++++ MATERIAL PROVIDED

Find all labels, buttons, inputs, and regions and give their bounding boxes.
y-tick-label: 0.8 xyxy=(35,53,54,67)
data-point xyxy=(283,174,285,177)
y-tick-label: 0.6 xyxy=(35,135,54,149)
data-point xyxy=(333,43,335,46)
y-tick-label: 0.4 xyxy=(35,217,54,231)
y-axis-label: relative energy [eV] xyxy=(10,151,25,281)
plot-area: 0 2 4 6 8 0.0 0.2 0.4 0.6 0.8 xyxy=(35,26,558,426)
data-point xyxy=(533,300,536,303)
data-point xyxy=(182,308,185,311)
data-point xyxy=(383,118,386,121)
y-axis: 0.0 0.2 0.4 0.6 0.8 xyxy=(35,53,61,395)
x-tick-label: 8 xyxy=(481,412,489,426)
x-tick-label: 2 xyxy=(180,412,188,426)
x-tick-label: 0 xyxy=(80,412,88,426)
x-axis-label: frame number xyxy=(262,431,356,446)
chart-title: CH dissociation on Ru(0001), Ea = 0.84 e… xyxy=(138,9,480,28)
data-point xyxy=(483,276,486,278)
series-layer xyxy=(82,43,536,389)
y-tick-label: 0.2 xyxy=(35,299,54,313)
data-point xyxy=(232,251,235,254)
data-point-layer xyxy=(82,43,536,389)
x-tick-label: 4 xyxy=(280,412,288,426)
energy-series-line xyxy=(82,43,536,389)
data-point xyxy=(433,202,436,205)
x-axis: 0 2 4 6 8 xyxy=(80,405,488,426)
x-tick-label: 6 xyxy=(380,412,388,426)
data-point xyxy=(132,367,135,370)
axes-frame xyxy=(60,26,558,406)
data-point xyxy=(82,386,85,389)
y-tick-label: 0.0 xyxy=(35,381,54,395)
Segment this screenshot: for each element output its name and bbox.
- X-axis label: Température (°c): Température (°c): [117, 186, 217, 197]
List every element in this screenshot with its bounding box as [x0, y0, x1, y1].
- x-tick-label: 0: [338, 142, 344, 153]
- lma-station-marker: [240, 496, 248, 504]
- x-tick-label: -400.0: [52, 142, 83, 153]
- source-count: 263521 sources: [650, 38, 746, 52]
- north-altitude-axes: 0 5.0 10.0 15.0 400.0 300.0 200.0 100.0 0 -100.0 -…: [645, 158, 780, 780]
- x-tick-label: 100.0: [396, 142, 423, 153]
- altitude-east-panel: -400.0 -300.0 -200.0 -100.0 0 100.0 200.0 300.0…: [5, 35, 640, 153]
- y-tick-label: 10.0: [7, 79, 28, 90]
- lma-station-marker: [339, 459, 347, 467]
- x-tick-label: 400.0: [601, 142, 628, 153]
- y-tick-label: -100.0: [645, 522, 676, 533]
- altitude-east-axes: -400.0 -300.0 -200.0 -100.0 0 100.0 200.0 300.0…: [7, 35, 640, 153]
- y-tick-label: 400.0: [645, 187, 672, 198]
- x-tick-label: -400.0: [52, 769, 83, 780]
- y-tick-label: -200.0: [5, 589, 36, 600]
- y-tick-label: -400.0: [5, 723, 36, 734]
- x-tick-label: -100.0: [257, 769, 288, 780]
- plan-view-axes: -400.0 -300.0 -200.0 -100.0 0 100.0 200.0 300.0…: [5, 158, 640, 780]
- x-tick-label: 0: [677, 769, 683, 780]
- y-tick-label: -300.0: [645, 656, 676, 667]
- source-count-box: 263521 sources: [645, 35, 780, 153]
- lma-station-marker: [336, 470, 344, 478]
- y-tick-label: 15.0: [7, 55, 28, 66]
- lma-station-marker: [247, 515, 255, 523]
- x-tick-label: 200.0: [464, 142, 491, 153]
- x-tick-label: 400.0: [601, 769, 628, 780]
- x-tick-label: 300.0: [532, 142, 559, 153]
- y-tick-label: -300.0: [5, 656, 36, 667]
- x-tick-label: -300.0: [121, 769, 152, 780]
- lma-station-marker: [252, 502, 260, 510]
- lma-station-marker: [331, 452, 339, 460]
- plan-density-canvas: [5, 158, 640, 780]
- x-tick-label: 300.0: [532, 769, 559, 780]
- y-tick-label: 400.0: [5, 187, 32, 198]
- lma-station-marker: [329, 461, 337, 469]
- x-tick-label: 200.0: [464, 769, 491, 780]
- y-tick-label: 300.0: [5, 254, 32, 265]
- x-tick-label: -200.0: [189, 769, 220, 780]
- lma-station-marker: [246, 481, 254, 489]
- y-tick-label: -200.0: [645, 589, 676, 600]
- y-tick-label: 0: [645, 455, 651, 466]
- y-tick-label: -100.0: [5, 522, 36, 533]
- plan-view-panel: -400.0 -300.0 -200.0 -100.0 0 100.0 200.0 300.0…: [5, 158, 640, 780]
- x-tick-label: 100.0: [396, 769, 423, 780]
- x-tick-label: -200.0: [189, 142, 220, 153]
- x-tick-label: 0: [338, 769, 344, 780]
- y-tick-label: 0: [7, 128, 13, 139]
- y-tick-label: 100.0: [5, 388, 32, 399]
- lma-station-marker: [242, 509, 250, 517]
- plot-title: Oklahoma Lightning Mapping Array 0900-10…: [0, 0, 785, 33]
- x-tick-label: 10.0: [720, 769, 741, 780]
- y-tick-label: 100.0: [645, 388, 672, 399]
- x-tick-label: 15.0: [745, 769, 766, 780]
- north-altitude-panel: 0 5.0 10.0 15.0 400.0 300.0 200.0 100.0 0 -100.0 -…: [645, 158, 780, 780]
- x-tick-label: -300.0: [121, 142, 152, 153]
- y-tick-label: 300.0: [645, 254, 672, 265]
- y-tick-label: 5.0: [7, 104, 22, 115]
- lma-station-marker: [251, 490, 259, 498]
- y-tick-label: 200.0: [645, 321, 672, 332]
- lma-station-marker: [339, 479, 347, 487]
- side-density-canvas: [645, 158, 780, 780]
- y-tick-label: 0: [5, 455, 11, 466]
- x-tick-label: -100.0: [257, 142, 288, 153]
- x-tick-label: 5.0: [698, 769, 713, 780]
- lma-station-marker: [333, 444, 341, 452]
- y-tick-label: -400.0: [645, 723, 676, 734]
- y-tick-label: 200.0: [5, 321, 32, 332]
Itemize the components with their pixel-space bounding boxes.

++++++++
++++ MATERIAL PROVIDED

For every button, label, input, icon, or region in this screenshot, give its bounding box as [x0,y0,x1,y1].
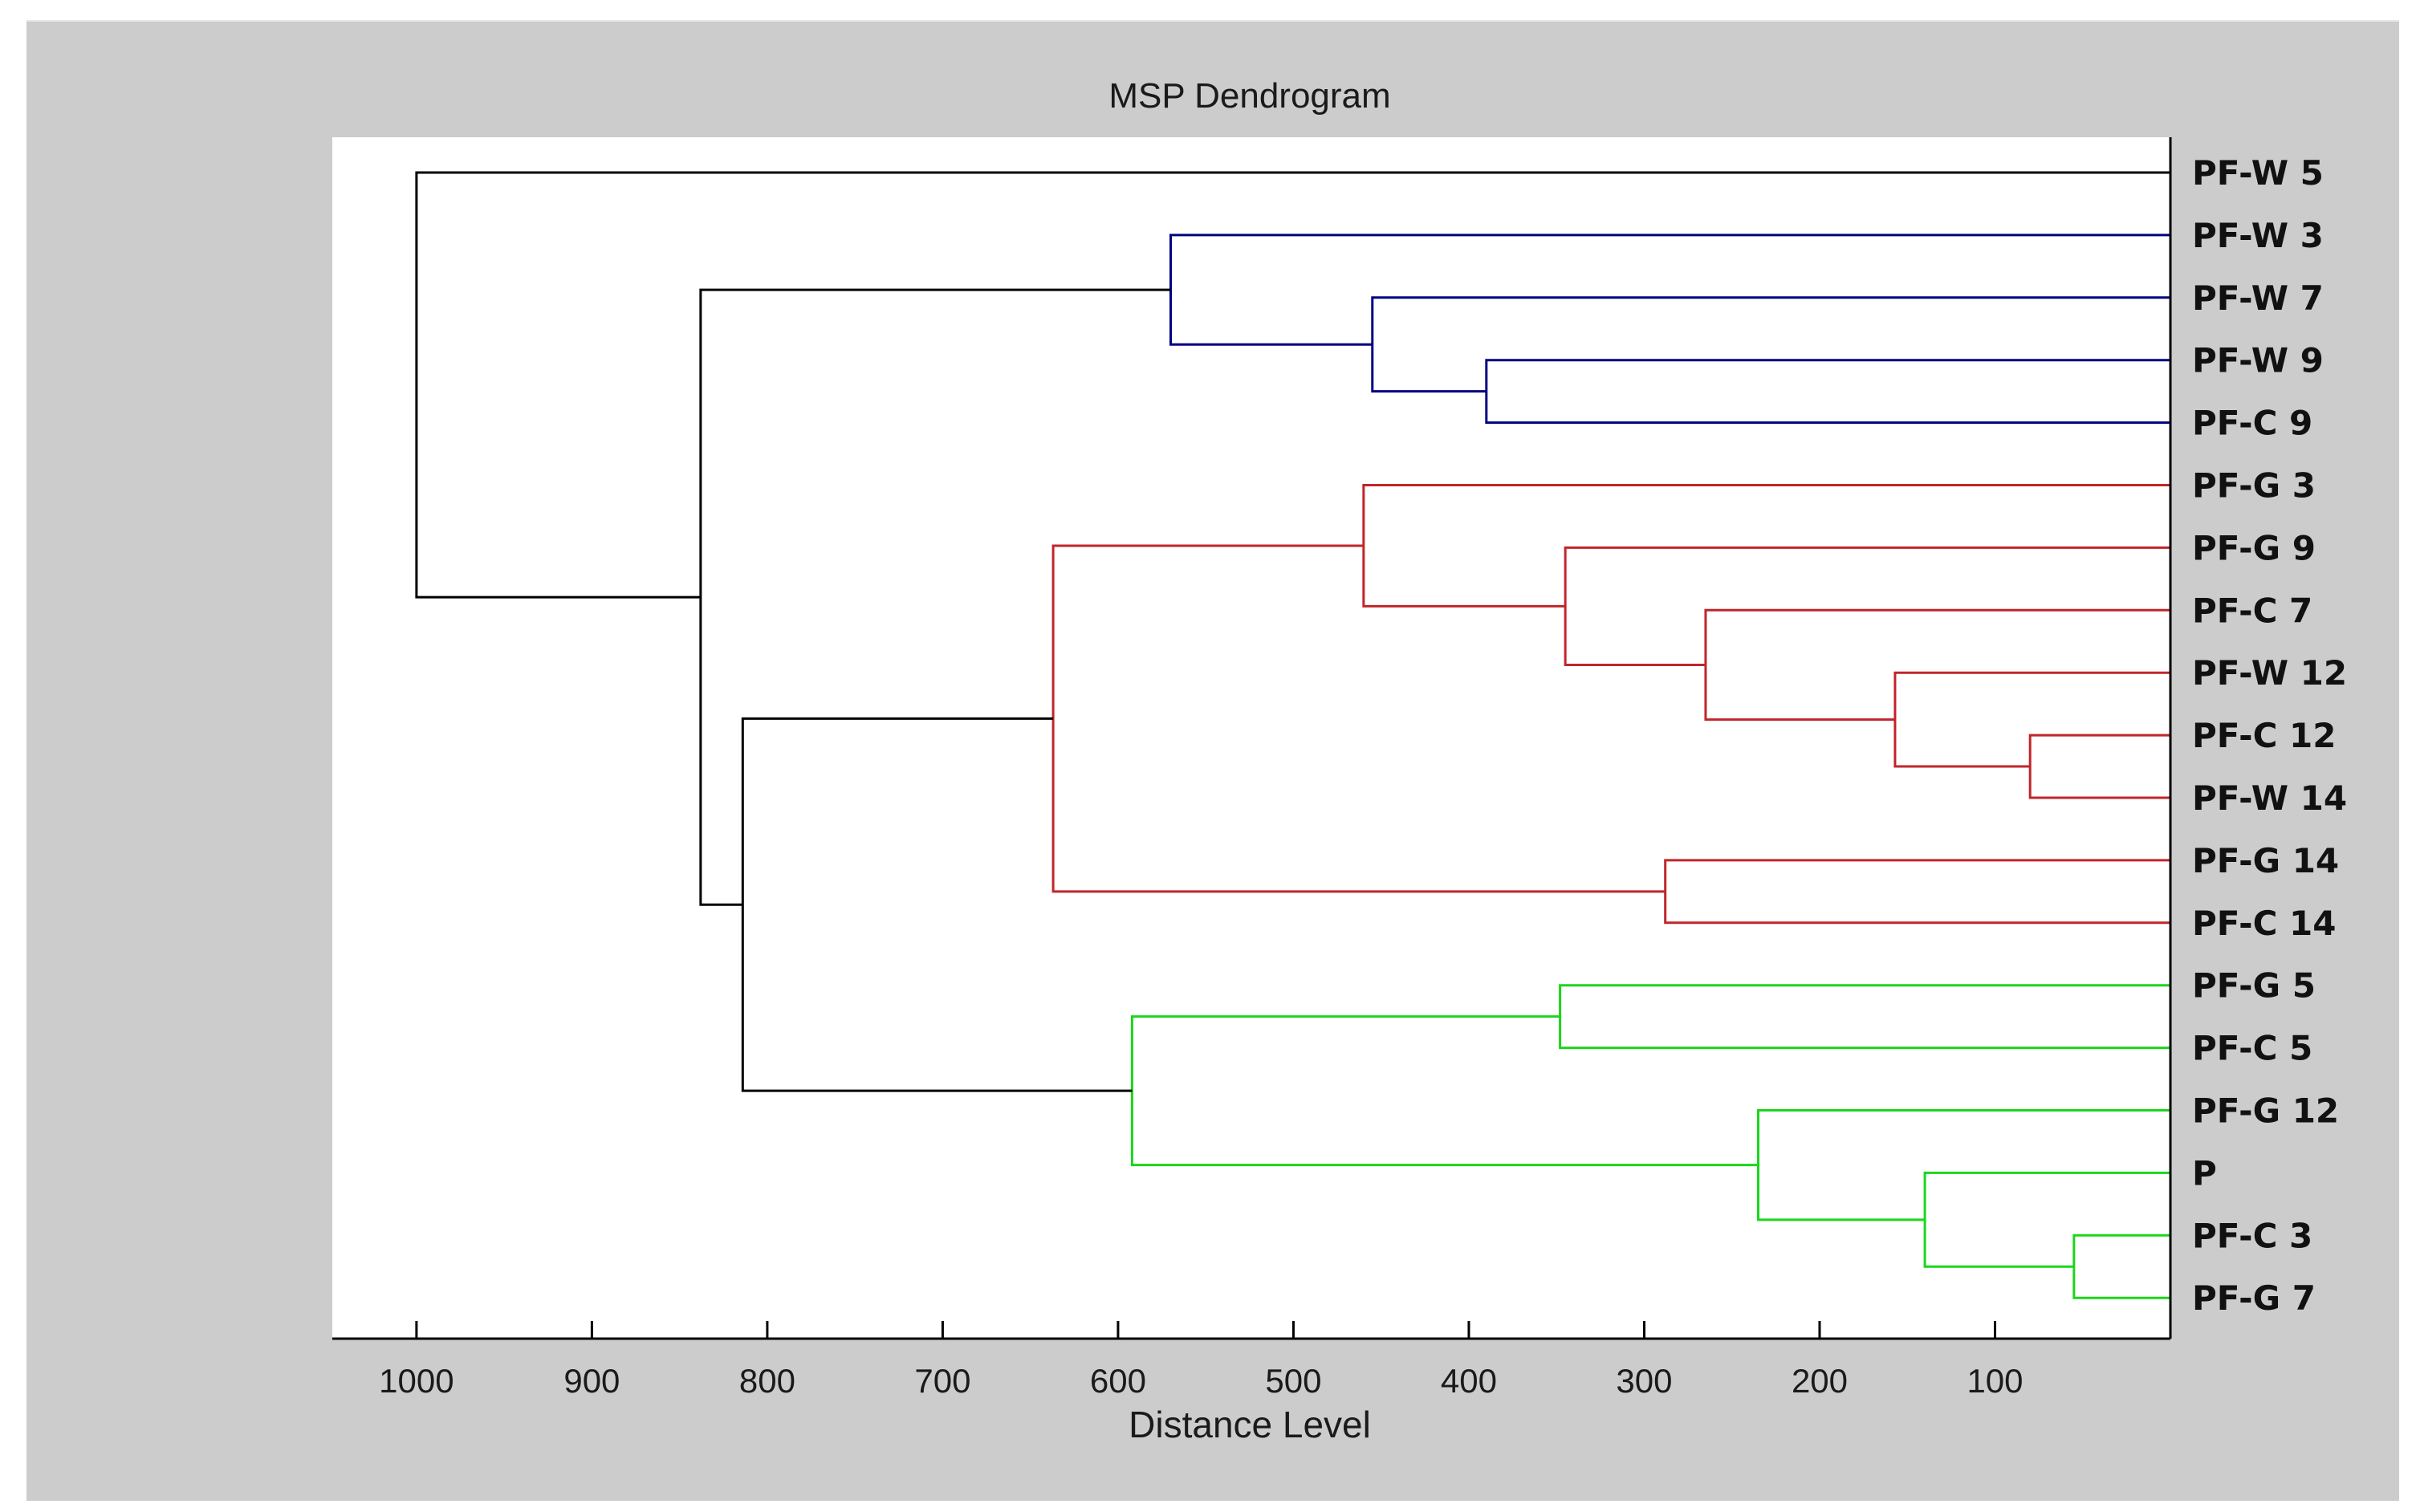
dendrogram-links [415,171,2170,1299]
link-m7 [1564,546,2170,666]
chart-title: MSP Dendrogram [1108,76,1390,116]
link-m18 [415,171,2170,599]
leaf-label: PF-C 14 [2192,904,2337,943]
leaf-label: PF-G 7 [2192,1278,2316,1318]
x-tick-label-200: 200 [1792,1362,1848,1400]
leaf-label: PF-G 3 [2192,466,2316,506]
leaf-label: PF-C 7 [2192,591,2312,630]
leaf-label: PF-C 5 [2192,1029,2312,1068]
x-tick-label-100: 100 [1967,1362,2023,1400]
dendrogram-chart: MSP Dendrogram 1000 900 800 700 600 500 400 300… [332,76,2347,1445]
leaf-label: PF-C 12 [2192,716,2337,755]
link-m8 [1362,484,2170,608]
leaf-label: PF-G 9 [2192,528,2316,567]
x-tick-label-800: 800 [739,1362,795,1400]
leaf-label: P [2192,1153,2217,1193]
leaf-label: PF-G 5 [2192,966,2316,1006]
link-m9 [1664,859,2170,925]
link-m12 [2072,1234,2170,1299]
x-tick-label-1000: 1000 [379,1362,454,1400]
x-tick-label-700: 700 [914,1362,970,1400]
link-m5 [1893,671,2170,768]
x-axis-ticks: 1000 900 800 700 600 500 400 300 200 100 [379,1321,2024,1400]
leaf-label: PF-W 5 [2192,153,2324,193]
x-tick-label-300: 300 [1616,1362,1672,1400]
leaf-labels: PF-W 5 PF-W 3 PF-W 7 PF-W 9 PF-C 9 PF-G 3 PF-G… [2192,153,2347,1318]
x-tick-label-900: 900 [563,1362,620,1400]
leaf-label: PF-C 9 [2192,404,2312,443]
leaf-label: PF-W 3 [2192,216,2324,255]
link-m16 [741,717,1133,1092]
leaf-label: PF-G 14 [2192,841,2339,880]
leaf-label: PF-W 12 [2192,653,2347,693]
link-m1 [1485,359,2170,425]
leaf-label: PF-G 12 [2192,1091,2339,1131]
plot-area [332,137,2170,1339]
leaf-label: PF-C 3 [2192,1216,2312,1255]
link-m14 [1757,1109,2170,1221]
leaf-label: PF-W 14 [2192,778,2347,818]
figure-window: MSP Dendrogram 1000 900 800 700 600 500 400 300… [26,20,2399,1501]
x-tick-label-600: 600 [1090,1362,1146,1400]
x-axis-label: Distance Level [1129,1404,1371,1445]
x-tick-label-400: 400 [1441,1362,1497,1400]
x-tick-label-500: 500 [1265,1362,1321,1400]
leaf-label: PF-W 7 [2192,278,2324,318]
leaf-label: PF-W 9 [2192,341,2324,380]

++++++++
++++ MATERIAL PROVIDED

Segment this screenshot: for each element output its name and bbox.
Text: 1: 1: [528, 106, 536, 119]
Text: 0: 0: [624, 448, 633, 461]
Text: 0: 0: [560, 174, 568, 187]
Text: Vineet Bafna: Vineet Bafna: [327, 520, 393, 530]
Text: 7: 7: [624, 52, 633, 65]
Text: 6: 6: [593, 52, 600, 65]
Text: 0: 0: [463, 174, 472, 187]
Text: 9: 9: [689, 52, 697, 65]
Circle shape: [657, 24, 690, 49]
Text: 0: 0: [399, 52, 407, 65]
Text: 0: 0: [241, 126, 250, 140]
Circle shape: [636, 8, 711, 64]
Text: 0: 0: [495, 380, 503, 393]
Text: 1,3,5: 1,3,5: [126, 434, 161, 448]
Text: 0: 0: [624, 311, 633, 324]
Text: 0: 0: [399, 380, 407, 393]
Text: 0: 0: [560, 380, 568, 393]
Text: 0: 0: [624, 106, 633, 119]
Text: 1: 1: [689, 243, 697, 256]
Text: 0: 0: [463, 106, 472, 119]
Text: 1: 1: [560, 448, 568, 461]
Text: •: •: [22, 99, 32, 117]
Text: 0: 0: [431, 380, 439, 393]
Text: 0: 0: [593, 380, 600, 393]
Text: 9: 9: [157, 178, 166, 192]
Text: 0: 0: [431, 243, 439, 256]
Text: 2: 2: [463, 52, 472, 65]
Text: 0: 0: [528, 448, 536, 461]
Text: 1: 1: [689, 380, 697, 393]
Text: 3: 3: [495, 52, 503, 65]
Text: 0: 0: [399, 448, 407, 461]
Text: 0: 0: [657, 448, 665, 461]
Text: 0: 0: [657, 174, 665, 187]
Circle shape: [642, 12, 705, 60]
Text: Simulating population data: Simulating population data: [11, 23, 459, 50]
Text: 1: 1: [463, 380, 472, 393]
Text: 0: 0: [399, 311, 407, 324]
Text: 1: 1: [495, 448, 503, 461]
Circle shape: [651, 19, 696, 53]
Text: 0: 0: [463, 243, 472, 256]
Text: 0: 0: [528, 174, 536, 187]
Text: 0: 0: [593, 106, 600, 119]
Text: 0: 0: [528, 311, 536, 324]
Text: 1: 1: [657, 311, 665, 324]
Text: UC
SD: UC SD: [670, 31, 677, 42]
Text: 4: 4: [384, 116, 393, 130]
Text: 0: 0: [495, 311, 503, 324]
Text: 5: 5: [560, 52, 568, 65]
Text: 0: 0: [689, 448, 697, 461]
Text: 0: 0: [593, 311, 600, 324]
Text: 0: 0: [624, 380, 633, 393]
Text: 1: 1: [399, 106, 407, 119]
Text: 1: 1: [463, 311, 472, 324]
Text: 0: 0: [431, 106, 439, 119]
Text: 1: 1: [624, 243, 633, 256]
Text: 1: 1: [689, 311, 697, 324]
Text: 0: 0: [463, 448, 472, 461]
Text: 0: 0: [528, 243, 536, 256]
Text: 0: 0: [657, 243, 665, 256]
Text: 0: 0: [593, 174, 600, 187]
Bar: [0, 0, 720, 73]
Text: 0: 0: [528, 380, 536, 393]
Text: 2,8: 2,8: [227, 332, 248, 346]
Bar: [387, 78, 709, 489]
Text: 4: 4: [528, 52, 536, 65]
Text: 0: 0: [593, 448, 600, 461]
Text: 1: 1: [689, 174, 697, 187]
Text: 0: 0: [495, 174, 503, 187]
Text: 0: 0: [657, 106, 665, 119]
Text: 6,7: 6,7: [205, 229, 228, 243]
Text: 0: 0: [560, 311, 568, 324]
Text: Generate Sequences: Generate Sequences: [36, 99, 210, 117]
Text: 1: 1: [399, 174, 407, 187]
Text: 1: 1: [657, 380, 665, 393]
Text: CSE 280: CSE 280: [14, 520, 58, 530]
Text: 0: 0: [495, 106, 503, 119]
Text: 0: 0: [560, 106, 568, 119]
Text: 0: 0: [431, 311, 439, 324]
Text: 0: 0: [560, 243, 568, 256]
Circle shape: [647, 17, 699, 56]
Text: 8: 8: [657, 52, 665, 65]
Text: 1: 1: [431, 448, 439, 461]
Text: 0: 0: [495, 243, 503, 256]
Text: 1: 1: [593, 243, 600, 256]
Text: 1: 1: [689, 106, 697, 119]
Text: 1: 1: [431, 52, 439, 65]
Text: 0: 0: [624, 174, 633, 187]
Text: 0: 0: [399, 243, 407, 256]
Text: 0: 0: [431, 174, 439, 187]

++++++++

● **WHAT THE TASK REQUIRES**:
From the material above, copy out without alteration everything from the line containing "dendrogram-links [415,171,2170,1299]" down to the line containing "leaf-label: PF-C 5 [2192,1029,2312,1068]", both included.

● **ANSWER TO THIS EXERCISE**:
dendrogram-links [415,171,2170,1299]
link-m7 [1564,546,2170,666]
chart-title: MSP Dendrogram [1108,76,1390,116]
link-m18 [415,171,2170,599]
leaf-label: PF-C 14 [2192,904,2337,943]
leaf-label: PF-G 7 [2192,1278,2316,1318]
x-tick-label-200: 200 [1792,1362,1848,1400]
leaf-label: PF-G 3 [2192,466,2316,506]
leaf-label: PF-C 7 [2192,591,2312,630]
leaf-label: PF-C 5 [2192,1029,2312,1068]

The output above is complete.